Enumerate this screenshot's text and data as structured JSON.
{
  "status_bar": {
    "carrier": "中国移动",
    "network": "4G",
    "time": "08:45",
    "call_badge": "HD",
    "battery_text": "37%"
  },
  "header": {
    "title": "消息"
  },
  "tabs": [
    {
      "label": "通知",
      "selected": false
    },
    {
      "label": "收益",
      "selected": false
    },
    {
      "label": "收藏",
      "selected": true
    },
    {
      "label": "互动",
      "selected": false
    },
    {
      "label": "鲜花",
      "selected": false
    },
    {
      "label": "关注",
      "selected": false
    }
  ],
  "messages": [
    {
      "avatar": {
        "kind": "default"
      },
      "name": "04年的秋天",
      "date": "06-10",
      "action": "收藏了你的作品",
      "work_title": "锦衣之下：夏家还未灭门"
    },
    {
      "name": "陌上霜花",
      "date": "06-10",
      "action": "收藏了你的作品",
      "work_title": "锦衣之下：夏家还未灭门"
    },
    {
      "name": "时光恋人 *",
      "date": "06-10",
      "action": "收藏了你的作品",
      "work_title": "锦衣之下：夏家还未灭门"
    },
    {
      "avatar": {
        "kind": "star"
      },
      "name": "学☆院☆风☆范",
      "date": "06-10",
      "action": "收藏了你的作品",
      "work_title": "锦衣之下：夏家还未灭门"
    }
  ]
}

==

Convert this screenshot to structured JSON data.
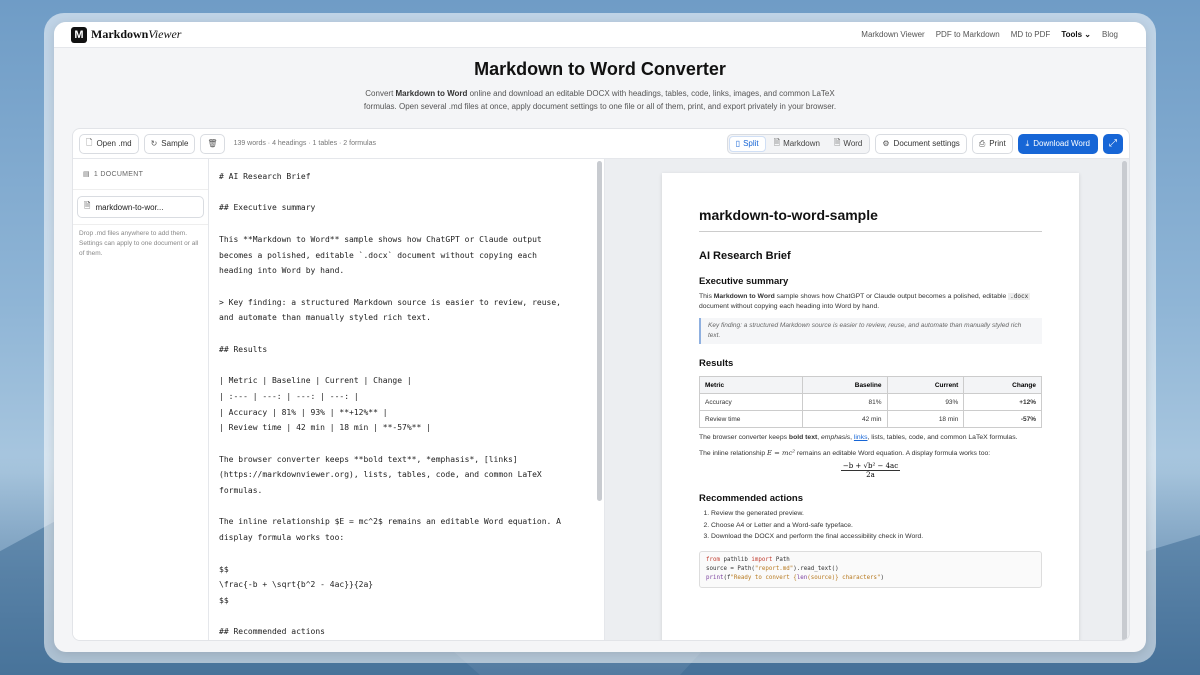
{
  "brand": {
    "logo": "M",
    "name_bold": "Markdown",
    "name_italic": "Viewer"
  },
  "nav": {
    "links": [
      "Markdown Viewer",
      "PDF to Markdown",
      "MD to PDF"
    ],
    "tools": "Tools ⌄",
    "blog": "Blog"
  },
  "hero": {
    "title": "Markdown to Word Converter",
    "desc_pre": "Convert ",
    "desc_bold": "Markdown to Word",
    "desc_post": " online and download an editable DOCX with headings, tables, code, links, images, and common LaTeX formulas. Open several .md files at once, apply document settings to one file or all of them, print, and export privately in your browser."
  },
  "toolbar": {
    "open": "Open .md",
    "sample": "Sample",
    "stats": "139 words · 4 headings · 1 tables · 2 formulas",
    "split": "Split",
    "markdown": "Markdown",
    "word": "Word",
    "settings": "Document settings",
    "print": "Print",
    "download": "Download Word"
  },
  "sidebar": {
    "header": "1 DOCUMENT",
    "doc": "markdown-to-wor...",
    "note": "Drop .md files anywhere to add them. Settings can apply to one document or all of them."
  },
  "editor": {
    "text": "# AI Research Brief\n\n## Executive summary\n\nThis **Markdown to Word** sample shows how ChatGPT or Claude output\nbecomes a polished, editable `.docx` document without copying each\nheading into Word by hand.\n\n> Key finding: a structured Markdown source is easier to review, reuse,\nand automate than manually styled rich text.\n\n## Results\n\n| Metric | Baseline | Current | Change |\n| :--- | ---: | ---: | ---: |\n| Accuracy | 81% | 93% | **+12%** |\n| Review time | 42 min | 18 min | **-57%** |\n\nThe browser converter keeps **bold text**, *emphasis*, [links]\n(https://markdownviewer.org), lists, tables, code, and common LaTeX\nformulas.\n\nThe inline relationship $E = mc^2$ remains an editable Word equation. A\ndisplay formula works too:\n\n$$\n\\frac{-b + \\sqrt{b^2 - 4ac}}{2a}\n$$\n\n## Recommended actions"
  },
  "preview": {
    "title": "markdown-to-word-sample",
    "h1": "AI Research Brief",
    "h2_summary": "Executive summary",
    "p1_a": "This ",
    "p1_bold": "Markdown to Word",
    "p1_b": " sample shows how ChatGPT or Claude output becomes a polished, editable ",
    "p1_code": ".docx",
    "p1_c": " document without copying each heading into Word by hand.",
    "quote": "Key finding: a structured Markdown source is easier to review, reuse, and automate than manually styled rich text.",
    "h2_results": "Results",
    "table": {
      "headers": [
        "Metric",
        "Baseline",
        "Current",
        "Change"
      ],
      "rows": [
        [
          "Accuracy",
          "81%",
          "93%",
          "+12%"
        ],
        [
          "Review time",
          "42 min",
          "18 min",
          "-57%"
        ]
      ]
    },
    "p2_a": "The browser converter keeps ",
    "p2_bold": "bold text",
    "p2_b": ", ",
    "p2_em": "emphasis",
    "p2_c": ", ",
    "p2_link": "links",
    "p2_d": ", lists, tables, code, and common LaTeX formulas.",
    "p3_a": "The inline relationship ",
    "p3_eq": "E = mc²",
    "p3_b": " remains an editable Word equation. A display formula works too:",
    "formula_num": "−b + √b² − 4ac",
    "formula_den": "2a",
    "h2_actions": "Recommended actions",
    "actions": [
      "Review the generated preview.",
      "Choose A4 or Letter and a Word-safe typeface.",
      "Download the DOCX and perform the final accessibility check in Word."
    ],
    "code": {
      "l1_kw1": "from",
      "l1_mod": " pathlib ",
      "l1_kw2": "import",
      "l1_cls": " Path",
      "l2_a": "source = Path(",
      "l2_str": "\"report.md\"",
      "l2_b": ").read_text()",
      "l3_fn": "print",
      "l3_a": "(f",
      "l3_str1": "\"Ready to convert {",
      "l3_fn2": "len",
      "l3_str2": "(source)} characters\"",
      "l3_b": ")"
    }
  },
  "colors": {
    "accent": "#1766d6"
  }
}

**Brief:** Find the lines containing "data" and list every one of them.

**Answer to the exercise:**
Enumerate this screenshot's text and data as structured JSON.
Convert this screenshot to structured JSON data.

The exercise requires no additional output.